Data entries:

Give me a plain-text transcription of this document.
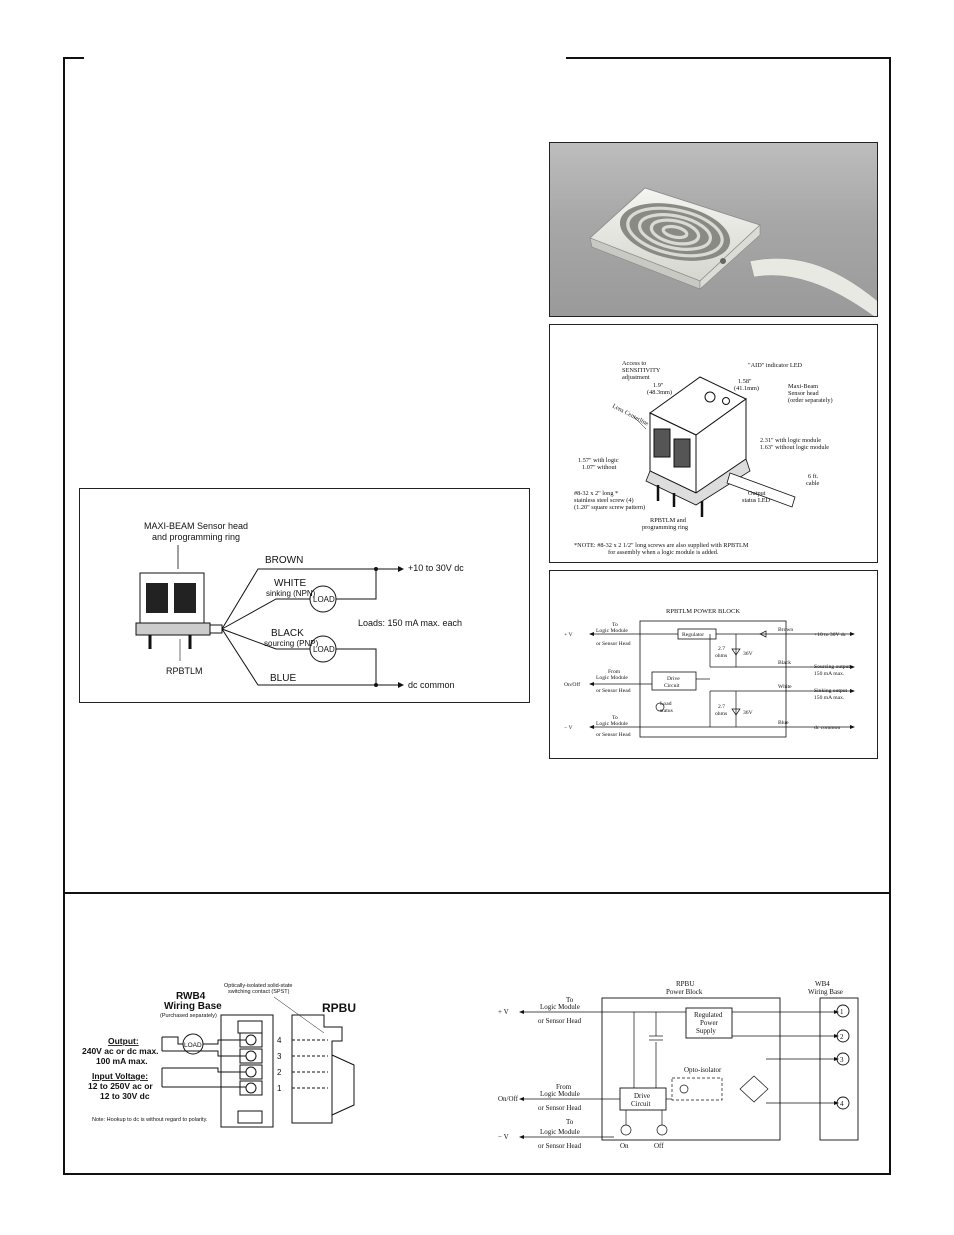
Access to
SENSITIVITY
adjustment
1.9"
(48.3mm)
"AID" indicator LED
1.58"
(41.1mm)	Maxi-Beam
Sensor head
(order separately)
Lens Centerline
2.31" with logic module
1.63" without logic module
1.57" with logic
1.07" without
6 ft.
cable
#8-32 x 2" long *
stainless steel screw (4)
(1.20" square screw pattern)
Output
status LED
RPBTLM and
programming ring
*NOTE: #8-32 x 2 1/2" long screws are also supplied with RPBTLM
for assembly when a logic module is added.
MAXI-BEAM Sensor head
and programming ring
RPBTLM
LOAD
LOAD
BROWN
WHITE
sinking (NPN)
BLACK
sourcing (PNP)
BLUE
+10 to 30V dc
Loads: 150 mA max. each
dc common
RPBTLM POWER BLOCK
Regulator
Drive
Circuit
Load
status
+ V
On/Off
− V
To
Logic Module
or Sensor Head
From
Logic Module
or Sensor Head
To
Logic Module
or Sensor Head
2.7
ohms
2.7
ohms
36V
36V
Brown
Black
White
Blue
+10 to 30V dc
Sourcing output
150 mA max.
Sinking output
150 mA max.
dc common
RWB4
Wiring Base
(Purchased separately)
Optically-isolated solid-state
switching contact (SPST)
RPBU
4
3
2
1
LOAD
Output:
240V ac or dc max.
100 mA max.
Input Voltage:
12 to 250V ac or
12 to 30V dc
Note: Hookup to dc is without regard to polarity.
RPBU
Power Block
WB4
Wiring Base
1
2
3
4
Regulated
Power
Supply
Drive
Circuit
Opto-isolator
On	Off
+ V
On/Off
− V
To
Logic Module
or Sensor Head
From
Logic Module
or Sensor Head
To
Logic Module
or Sensor Head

• Problem to work on:
Set down all the entries exactly as they appear, but skip any pictures.

• Answer for this exercise:
Give me a plain-text transcription of this document.
Access to
SENSITIVITY
adjustment
1.9"
(48.3mm)
"AID" indicator LED
1.58"
(41.1mm)	Maxi-Beam
Sensor head
(order separately)
Lens Centerline
2.31" with logic module
1.63" without logic module
1.57" with logic
1.07" without
6 ft.
cable
#8-32 x 2" long *
stainless steel screw (4)
(1.20" square screw pattern)
Output
status LED
RPBTLM and
programming ring
*NOTE: #8-32 x 2 1/2" long screws are also supplied with RPBTLM
for assembly when a logic module is added.
MAXI-BEAM Sensor head
and programming ring
RPBTLM
LOAD
LOAD
BROWN
WHITE
sinking (NPN)
BLACK
sourcing (PNP)
BLUE
+10 to 30V dc
Loads: 150 mA max. each
dc common
RPBTLM POWER BLOCK
Regulator
Drive
Circuit
Load
status
+ V
On/Off
− V
To
Logic Module
or Sensor Head
From
Logic Module
or Sensor Head
To
Logic Module
or Sensor Head
2.7
ohms
2.7
ohms
36V
36V
Brown
Black
White
Blue
+10 to 30V dc
Sourcing output
150 mA max.
Sinking output
150 mA max.
dc common
RWB4
Wiring Base
(Purchased separately)
Optically-isolated solid-state
switching contact (SPST)
RPBU
4
3
2
1
LOAD
Output:
240V ac or dc max.
100 mA max.
Input Voltage:
12 to 250V ac or
12 to 30V dc
Note: Hookup to dc is without regard to polarity.
RPBU
Power Block
WB4
Wiring Base
1
2
3
4
Regulated
Power
Supply
Drive
Circuit
Opto-isolator
On	Off
+ V
On/Off
− V
To
Logic Module
or Sensor Head
From
Logic Module
or Sensor Head
To
Logic Module
or Sensor Head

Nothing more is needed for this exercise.